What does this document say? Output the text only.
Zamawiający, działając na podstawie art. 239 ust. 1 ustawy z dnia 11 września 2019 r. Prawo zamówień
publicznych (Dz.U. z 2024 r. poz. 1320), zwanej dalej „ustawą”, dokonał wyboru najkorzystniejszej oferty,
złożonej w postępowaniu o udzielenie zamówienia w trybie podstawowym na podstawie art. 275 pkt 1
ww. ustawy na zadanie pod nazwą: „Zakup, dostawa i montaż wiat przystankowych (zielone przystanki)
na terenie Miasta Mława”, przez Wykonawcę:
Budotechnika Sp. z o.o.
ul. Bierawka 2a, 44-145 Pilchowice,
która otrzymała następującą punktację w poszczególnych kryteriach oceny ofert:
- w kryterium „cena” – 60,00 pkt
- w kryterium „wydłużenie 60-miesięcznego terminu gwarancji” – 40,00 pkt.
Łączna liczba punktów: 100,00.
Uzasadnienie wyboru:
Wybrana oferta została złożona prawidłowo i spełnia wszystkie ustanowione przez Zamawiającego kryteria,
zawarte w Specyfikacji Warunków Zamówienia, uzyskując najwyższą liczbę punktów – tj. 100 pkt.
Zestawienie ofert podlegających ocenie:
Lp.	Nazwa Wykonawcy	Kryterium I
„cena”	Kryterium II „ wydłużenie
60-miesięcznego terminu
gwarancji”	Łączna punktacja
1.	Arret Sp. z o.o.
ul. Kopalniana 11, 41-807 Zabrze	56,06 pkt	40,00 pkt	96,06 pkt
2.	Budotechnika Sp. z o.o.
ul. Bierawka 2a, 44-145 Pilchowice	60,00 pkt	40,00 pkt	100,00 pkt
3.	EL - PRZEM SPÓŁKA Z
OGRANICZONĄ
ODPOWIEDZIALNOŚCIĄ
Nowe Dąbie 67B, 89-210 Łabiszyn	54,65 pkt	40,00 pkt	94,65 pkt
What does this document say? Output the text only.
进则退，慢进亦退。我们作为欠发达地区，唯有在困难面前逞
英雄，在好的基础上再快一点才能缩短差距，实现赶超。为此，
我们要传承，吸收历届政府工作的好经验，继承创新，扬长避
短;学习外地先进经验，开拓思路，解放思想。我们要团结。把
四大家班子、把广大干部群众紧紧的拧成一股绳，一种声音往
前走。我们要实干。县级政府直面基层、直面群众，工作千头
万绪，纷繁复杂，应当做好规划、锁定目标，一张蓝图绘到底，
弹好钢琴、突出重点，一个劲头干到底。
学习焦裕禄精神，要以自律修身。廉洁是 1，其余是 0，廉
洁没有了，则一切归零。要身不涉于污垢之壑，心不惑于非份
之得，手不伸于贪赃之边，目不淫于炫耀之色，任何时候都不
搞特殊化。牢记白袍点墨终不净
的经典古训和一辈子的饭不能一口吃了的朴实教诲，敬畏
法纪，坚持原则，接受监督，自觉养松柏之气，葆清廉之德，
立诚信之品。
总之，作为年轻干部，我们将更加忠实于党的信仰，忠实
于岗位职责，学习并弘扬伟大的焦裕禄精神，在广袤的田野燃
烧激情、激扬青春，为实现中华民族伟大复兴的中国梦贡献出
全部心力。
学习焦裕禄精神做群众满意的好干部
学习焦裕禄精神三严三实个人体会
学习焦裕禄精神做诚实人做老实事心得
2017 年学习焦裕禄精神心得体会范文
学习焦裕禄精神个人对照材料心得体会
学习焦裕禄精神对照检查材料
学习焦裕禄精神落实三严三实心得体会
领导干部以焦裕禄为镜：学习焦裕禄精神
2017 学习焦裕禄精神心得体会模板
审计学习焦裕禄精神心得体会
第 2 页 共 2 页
══════════
*Your task*. Using the listing above, pull out all lines that hold the word "Pilchowice".

*Exercise answer*.
ul. Bierawka 2a, 44-145 Pilchowice,
ul. Bierawka 2a, 44-145 Pilchowice	60,00 pkt	40,00 pkt	100,00 pkt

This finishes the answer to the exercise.